— START Dataset excerpts —

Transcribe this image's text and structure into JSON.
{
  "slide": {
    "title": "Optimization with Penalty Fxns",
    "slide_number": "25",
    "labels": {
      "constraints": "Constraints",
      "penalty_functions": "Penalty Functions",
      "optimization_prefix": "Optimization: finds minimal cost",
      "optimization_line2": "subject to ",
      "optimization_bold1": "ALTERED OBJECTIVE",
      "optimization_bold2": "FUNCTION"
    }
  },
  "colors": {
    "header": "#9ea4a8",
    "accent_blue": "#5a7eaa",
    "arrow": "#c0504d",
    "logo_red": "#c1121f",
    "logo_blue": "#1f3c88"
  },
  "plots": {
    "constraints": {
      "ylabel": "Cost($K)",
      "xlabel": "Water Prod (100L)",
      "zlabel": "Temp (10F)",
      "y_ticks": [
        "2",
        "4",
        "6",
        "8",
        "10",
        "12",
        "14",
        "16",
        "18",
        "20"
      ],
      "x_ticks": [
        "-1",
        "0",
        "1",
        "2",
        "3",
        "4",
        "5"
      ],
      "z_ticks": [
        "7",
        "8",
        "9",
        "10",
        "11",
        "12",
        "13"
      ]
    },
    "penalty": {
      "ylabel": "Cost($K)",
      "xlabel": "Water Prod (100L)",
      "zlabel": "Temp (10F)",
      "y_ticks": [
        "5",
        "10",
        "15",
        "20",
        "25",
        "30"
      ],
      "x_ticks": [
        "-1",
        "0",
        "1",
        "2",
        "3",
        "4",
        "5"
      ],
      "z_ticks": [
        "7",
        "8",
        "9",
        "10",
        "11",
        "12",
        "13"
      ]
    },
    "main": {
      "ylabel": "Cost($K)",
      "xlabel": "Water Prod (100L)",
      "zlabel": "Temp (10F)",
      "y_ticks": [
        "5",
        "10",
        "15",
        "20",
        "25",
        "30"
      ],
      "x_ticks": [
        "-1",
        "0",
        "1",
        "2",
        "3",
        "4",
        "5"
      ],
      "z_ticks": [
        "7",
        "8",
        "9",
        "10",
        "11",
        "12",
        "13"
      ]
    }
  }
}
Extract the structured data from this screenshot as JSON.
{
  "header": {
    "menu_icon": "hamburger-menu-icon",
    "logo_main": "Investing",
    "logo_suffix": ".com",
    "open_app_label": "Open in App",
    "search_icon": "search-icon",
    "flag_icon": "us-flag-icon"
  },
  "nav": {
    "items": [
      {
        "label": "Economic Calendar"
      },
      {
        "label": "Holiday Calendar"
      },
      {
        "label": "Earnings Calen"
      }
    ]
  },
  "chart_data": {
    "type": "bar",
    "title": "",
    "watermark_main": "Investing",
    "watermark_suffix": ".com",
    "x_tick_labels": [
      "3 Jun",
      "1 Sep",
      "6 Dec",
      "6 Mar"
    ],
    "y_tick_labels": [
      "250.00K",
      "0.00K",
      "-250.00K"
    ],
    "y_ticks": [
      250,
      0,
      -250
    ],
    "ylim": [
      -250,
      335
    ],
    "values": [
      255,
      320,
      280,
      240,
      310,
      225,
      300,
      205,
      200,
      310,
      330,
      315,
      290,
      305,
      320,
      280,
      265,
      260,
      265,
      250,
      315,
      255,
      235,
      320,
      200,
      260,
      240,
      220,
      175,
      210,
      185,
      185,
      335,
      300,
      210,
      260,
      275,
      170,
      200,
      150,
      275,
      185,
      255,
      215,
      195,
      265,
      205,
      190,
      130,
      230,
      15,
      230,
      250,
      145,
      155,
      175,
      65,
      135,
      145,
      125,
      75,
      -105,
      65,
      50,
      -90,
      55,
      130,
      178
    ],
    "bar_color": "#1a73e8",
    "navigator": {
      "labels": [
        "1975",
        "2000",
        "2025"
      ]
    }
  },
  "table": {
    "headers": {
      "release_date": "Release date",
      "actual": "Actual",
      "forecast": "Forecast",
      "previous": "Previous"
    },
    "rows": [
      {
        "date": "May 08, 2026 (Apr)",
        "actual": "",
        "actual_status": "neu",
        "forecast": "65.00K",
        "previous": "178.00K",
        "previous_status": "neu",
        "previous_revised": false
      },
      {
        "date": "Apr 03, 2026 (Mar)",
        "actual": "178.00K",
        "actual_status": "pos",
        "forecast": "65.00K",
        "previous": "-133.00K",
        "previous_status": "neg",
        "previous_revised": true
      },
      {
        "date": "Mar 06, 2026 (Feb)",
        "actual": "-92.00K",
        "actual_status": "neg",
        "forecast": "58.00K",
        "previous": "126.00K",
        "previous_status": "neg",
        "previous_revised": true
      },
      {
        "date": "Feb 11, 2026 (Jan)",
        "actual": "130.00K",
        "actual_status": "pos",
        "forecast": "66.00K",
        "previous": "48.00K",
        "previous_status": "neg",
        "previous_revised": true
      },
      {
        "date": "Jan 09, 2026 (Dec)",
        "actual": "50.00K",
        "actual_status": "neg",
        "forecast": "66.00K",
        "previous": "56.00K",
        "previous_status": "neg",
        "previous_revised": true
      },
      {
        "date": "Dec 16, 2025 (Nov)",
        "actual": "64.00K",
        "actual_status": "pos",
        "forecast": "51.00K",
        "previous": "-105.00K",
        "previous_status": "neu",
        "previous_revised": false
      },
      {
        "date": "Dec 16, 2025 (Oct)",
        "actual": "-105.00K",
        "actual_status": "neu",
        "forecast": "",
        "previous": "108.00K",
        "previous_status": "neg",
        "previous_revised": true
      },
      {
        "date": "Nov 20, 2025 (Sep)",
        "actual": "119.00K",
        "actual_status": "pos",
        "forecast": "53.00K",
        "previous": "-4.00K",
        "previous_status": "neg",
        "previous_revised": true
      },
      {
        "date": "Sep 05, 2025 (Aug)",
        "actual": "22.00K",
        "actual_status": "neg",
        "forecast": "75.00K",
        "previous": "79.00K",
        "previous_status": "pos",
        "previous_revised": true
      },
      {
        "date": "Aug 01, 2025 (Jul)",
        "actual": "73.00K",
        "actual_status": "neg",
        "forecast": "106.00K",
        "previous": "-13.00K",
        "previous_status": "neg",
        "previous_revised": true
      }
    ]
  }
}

— END Dataset excerpts —

Print every line of the records exactly. Omit nothing.

* Reply to the exercise:
Transcribe this image's text and structure into JSON.
{
  "slide": {
    "title": "Optimization with Penalty Fxns",
    "slide_number": "25",
    "labels": {
      "constraints": "Constraints",
      "penalty_functions": "Penalty Functions",
      "optimization_prefix": "Optimization: finds minimal cost",
      "optimization_line2": "subject to ",
      "optimization_bold1": "ALTERED OBJECTIVE",
      "optimization_bold2": "FUNCTION"
    }
  },
  "colors": {
    "header": "#9ea4a8",
    "accent_blue": "#5a7eaa",
    "arrow": "#c0504d",
    "logo_red": "#c1121f",
    "logo_blue": "#1f3c88"
  },
  "plots": {
    "constraints": {
      "ylabel": "Cost($K)",
      "xlabel": "Water Prod (100L)",
      "zlabel": "Temp (10F)",
      "y_ticks": [
        "2",
        "4",
        "6",
        "8",
        "10",
        "12",
        "14",
        "16",
        "18",
        "20"
      ],
      "x_ticks": [
        "-1",
        "0",
        "1",
        "2",
        "3",
        "4",
        "5"
      ],
      "z_ticks": [
        "7",
        "8",
        "9",
        "10",
        "11",
        "12",
        "13"
      ]
    },
    "penalty": {
      "ylabel": "Cost($K)",
      "xlabel": "Water Prod (100L)",
      "zlabel": "Temp (10F)",
      "y_ticks": [
        "5",
        "10",
        "15",
        "20",
        "25",
        "30"
      ],
      "x_ticks": [
        "-1",
        "0",
        "1",
        "2",
        "3",
        "4",
        "5"
      ],
      "z_ticks": [
        "7",
        "8",
        "9",
        "10",
        "11",
        "12",
        "13"
      ]
    },
    "main": {
      "ylabel": "Cost($K)",
      "xlabel": "Water Prod (100L)",
      "zlabel": "Temp (10F)",
      "y_ticks": [
        "5",
        "10",
        "15",
        "20",
        "25",
        "30"
      ],
      "x_ticks": [
        "-1",
        "0",
        "1",
        "2",
        "3",
        "4",
        "5"
      ],
      "z_ticks": [
        "7",
        "8",
        "9",
        "10",
        "11",
        "12",
        "13"
      ]
    }
  }
}
Extract the structured data from this screenshot as JSON.
{
  "header": {
    "menu_icon": "hamburger-menu-icon",
    "logo_main": "Investing",
    "logo_suffix": ".com",
    "open_app_label": "Open in App",
    "search_icon": "search-icon",
    "flag_icon": "us-flag-icon"
  },
  "nav": {
    "items": [
      {
        "label": "Economic Calendar"
      },
      {
        "label": "Holiday Calendar"
      },
      {
        "label": "Earnings Calen"
      }
    ]
  },
  "chart_data": {
    "type": "bar",
    "title": "",
    "watermark_main": "Investing",
    "watermark_suffix": ".com",
    "x_tick_labels": [
      "3 Jun",
      "1 Sep",
      "6 Dec",
      "6 Mar"
    ],
    "y_tick_labels": [
      "250.00K",
      "0.00K",
      "-250.00K"
    ],
    "y_ticks": [
      250,
      0,
      -250
    ],
    "ylim": [
      -250,
      335
    ],
    "values": [
      255,
      320,
      280,
      240,
      310,
      225,
      300,
      205,
      200,
      310,
      330,
      315,
      290,
      305,
      320,
      280,
      265,
      260,
      265,
      250,
      315,
      255,
      235,
      320,
      200,
      260,
      240,
      220,
      175,
      210,
      185,
      185,
      335,
      300,
      210,
      260,
      275,
      170,
      200,
      150,
      275,
      185,
      255,
      215,
      195,
      265,
      205,
      190,
      130,
      230,
      15,
      230,
      250,
      145,
      155,
      175,
      65,
      135,
      145,
      125,
      75,
      -105,
      65,
      50,
      -90,
      55,
      130,
      178
    ],
    "bar_color": "#1a73e8",
    "navigator": {
      "labels": [
        "1975",
        "2000",
        "2025"
      ]
    }
  },
  "table": {
    "headers": {
      "release_date": "Release date",
      "actual": "Actual",
      "forecast": "Forecast",
      "previous": "Previous"
    },
    "rows": [
      {
        "date": "May 08, 2026 (Apr)",
        "actual": "",
        "actual_status": "neu",
        "forecast": "65.00K",
        "previous": "178.00K",
        "previous_status": "neu",
        "previous_revised": false
      },
      {
        "date": "Apr 03, 2026 (Mar)",
        "actual": "178.00K",
        "actual_status": "pos",
        "forecast": "65.00K",
        "previous": "-133.00K",
        "previous_status": "neg",
        "previous_revised": true
      },
      {
        "date": "Mar 06, 2026 (Feb)",
        "actual": "-92.00K",
        "actual_status": "neg",
        "forecast": "58.00K",
        "previous": "126.00K",
        "previous_status": "neg",
        "previous_revised": true
      },
      {
        "date": "Feb 11, 2026 (Jan)",
        "actual": "130.00K",
        "actual_status": "pos",
        "forecast": "66.00K",
        "previous": "48.00K",
        "previous_status": "neg",
        "previous_revised": true
      },
      {
        "date": "Jan 09, 2026 (Dec)",
        "actual": "50.00K",
        "actual_status": "neg",
        "forecast": "66.00K",
        "previous": "56.00K",
        "previous_status": "neg",
        "previous_revised": true
      },
      {
        "date": "Dec 16, 2025 (Nov)",
        "actual": "64.00K",
        "actual_status": "pos",
        "forecast": "51.00K",
        "previous": "-105.00K",
        "previous_status": "neu",
        "previous_revised": false
      },
      {
        "date": "Dec 16, 2025 (Oct)",
        "actual": "-105.00K",
        "actual_status": "neu",
        "forecast": "",
        "previous": "108.00K",
        "previous_status": "neg",
        "previous_revised": true
      },
      {
        "date": "Nov 20, 2025 (Sep)",
        "actual": "119.00K",
        "actual_status": "pos",
        "forecast": "53.00K",
        "previous": "-4.00K",
        "previous_status": "neg",
        "previous_revised": true
      },
      {
        "date": "Sep 05, 2025 (Aug)",
        "actual": "22.00K",
        "actual_status": "neg",
        "forecast": "75.00K",
        "previous": "79.00K",
        "previous_status": "pos",
        "previous_revised": true
      },
      {
        "date": "Aug 01, 2025 (Jul)",
        "actual": "73.00K",
        "actual_status": "neg",
        "forecast": "106.00K",
        "previous": "-13.00K",
        "previous_status": "neg",
        "previous_revised": true
      }
    ]
  }
}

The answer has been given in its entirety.